- [Input data]
◇ ◇ ◇ ◇ ◇ ◇ ◇

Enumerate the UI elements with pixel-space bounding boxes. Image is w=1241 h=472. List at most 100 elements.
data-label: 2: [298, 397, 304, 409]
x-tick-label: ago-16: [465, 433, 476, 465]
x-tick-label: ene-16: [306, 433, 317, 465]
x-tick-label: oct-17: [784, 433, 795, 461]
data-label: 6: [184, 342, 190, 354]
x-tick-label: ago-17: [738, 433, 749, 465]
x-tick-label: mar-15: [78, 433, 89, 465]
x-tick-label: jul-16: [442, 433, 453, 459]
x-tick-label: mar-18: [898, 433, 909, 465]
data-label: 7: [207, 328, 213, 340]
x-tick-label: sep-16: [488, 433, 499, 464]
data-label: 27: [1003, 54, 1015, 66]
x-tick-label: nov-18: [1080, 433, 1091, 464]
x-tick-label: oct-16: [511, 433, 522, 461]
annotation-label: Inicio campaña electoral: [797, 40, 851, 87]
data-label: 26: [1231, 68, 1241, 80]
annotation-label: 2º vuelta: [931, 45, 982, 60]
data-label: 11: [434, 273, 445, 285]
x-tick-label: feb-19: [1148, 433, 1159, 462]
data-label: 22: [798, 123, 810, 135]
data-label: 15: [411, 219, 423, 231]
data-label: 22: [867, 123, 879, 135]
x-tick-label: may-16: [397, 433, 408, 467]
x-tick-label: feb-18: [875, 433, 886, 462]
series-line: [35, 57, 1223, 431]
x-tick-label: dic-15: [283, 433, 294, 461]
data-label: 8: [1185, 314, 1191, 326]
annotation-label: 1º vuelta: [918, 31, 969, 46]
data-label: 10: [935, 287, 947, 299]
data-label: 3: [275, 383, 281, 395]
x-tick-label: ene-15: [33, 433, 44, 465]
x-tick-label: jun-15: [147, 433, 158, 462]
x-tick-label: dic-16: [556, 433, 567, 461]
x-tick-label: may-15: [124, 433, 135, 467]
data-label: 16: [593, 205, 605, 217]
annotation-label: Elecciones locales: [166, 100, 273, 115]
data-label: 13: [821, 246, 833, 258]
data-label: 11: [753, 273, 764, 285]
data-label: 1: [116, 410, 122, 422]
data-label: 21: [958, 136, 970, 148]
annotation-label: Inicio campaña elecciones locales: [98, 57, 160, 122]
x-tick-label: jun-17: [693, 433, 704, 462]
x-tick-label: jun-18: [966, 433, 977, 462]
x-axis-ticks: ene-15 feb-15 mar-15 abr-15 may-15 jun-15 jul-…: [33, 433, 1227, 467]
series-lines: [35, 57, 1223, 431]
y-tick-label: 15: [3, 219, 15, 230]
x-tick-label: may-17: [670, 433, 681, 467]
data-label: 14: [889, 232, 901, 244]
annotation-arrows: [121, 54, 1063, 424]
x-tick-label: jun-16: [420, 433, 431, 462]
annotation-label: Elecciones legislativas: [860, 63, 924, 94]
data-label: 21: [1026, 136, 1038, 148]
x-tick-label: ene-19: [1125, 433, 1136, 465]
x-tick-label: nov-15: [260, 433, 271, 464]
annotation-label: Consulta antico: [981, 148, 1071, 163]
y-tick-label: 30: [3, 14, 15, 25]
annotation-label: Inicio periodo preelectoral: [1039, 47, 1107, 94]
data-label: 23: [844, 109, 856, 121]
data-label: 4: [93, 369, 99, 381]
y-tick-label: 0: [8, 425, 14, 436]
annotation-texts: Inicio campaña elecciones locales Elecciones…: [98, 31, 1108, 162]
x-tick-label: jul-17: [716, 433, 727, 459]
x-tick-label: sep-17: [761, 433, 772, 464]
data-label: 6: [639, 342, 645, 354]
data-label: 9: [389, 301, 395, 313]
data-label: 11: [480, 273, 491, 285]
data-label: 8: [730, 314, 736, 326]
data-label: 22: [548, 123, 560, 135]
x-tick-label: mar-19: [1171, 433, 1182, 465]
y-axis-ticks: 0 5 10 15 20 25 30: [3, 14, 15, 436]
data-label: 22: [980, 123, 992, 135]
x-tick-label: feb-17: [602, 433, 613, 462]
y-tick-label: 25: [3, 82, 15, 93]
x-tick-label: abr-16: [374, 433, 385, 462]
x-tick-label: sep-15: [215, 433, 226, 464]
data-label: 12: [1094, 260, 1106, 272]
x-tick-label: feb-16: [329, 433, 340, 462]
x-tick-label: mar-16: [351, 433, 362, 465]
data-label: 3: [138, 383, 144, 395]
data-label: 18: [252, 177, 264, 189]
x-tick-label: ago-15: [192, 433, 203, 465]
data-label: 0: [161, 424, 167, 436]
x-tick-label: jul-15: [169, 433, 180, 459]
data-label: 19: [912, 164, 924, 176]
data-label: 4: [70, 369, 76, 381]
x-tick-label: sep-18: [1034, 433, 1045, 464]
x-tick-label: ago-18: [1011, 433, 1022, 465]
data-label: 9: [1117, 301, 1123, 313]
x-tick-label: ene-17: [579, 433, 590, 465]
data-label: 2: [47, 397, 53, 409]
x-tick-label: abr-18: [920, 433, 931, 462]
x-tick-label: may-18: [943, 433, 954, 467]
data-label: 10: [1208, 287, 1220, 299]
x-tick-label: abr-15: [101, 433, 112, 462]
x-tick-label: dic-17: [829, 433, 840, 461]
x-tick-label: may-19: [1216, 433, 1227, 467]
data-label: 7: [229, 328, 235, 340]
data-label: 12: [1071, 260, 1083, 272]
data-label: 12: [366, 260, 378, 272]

◇ ◇ ◇ ◇ ◇ ◇ ◇

- [Task goal]
Please render the data above as a numbered list, leaving out any blank lines.

- [Full answer]
1. Enumerate the UI elements with pixel-space bounding boxes. Image is w=1241 h=472. List at most 100 elements.
2. data-label: 2: [298, 397, 304, 409]
3. x-tick-label: ago-16: [465, 433, 476, 465]
4. x-tick-label: ene-16: [306, 433, 317, 465]
5. x-tick-label: oct-17: [784, 433, 795, 461]
6. data-label: 6: [184, 342, 190, 354]
7. x-tick-label: ago-17: [738, 433, 749, 465]
8. x-tick-label: mar-15: [78, 433, 89, 465]
9. x-tick-label: jul-16: [442, 433, 453, 459]
10. x-tick-label: mar-18: [898, 433, 909, 465]
11. data-label: 7: [207, 328, 213, 340]
12. x-tick-label: sep-16: [488, 433, 499, 464]
13. data-label: 27: [1003, 54, 1015, 66]
14. x-tick-label: nov-18: [1080, 433, 1091, 464]
15. x-tick-label: oct-16: [511, 433, 522, 461]
16. annotation-label: Inicio campaña electoral: [797, 40, 851, 87]
17. data-label: 26: [1231, 68, 1241, 80]
18. annotation-label: 2º vuelta: [931, 45, 982, 60]
19. data-label: 11: [434, 273, 445, 285]
20. x-tick-label: feb-19: [1148, 433, 1159, 462]
21. data-label: 22: [798, 123, 810, 135]
22. data-label: 15: [411, 219, 423, 231]
23. data-label: 22: [867, 123, 879, 135]
24. x-tick-label: may-16: [397, 433, 408, 467]
25. x-tick-label: feb-18: [875, 433, 886, 462]
26. series-line: [35, 57, 1223, 431]
27. x-tick-label: dic-15: [283, 433, 294, 461]
28. data-label: 8: [1185, 314, 1191, 326]
29. annotation-label: 1º vuelta: [918, 31, 969, 46]
30. data-label: 10: [935, 287, 947, 299]
31. data-label: 3: [275, 383, 281, 395]
32. x-tick-label: ene-15: [33, 433, 44, 465]
33. x-tick-label: jun-15: [147, 433, 158, 462]
34. x-tick-label: dic-16: [556, 433, 567, 461]
35. x-tick-label: may-15: [124, 433, 135, 467]
36. data-label: 16: [593, 205, 605, 217]
37. annotation-label: Elecciones locales: [166, 100, 273, 115]
38. data-label: 13: [821, 246, 833, 258]
39. data-label: 11: [753, 273, 764, 285]
40. data-label: 1: [116, 410, 122, 422]
41. data-label: 21: [958, 136, 970, 148]
42. annotation-label: Inicio campaña elecciones locales: [98, 57, 160, 122]
43. x-tick-label: jun-17: [693, 433, 704, 462]
44. x-tick-label: jun-18: [966, 433, 977, 462]
45. x-axis-ticks: ene-15 feb-15 mar-15 abr-15 may-15 jun-15 jul-…: [33, 433, 1227, 467]
46. series-lines: [35, 57, 1223, 431]
47. y-tick-label: 15: [3, 219, 15, 230]
48. x-tick-label: may-17: [670, 433, 681, 467]
49. data-label: 14: [889, 232, 901, 244]
50. annotation-arrows: [121, 54, 1063, 424]
51. x-tick-label: jun-16: [420, 433, 431, 462]
52. annotation-label: Elecciones legislativas: [860, 63, 924, 94]
53. data-label: 21: [1026, 136, 1038, 148]
54. x-tick-label: ene-19: [1125, 433, 1136, 465]
55. x-tick-label: nov-15: [260, 433, 271, 464]
56. annotation-label: Consulta antico: [981, 148, 1071, 163]
57. y-tick-label: 30: [3, 14, 15, 25]
58. annotation-label: Inicio periodo preelectoral: [1039, 47, 1107, 94]
59. data-label: 23: [844, 109, 856, 121]
60. data-label: 4: [93, 369, 99, 381]
61. y-tick-label: 0: [8, 425, 14, 436]
62. annotation-texts: Inicio campaña elecciones locales Elecciones…: [98, 31, 1108, 162]
63. x-tick-label: jul-17: [716, 433, 727, 459]
64. x-tick-label: sep-17: [761, 433, 772, 464]
65. data-label: 6: [639, 342, 645, 354]
66. data-label: 9: [389, 301, 395, 313]
67. data-label: 11: [480, 273, 491, 285]
68. data-label: 8: [730, 314, 736, 326]
69. data-label: 22: [548, 123, 560, 135]
70. x-tick-label: mar-19: [1171, 433, 1182, 465]
71. y-axis-ticks: 0 5 10 15 20 25 30: [3, 14, 15, 436]
72. data-label: 22: [980, 123, 992, 135]
73. x-tick-label: feb-17: [602, 433, 613, 462]
74. y-tick-label: 25: [3, 82, 15, 93]
75. x-tick-label: abr-16: [374, 433, 385, 462]
76. x-tick-label: sep-15: [215, 433, 226, 464]
77. data-label: 12: [1094, 260, 1106, 272]
78. x-tick-label: feb-16: [329, 433, 340, 462]
79. x-tick-label: mar-16: [351, 433, 362, 465]
80. data-label: 3: [138, 383, 144, 395]
81. data-label: 18: [252, 177, 264, 189]
82. x-tick-label: ago-15: [192, 433, 203, 465]
83. data-label: 0: [161, 424, 167, 436]
84. x-tick-label: jul-15: [169, 433, 180, 459]
85. data-label: 19: [912, 164, 924, 176]
86. data-label: 4: [70, 369, 76, 381]
87. x-tick-label: sep-18: [1034, 433, 1045, 464]
88. x-tick-label: ago-18: [1011, 433, 1022, 465]
89. data-label: 9: [1117, 301, 1123, 313]
90. x-tick-label: ene-17: [579, 433, 590, 465]
91. data-label: 2: [47, 397, 53, 409]
92. x-tick-label: abr-18: [920, 433, 931, 462]
93. x-tick-label: may-18: [943, 433, 954, 467]
94. data-label: 10: [1208, 287, 1220, 299]
95. x-tick-label: abr-15: [101, 433, 112, 462]
96. x-tick-label: dic-17: [829, 433, 840, 461]
97. x-tick-label: may-19: [1216, 433, 1227, 467]
98. data-label: 7: [229, 328, 235, 340]
99. data-label: 12: [1071, 260, 1083, 272]
100. data-label: 12: [366, 260, 378, 272]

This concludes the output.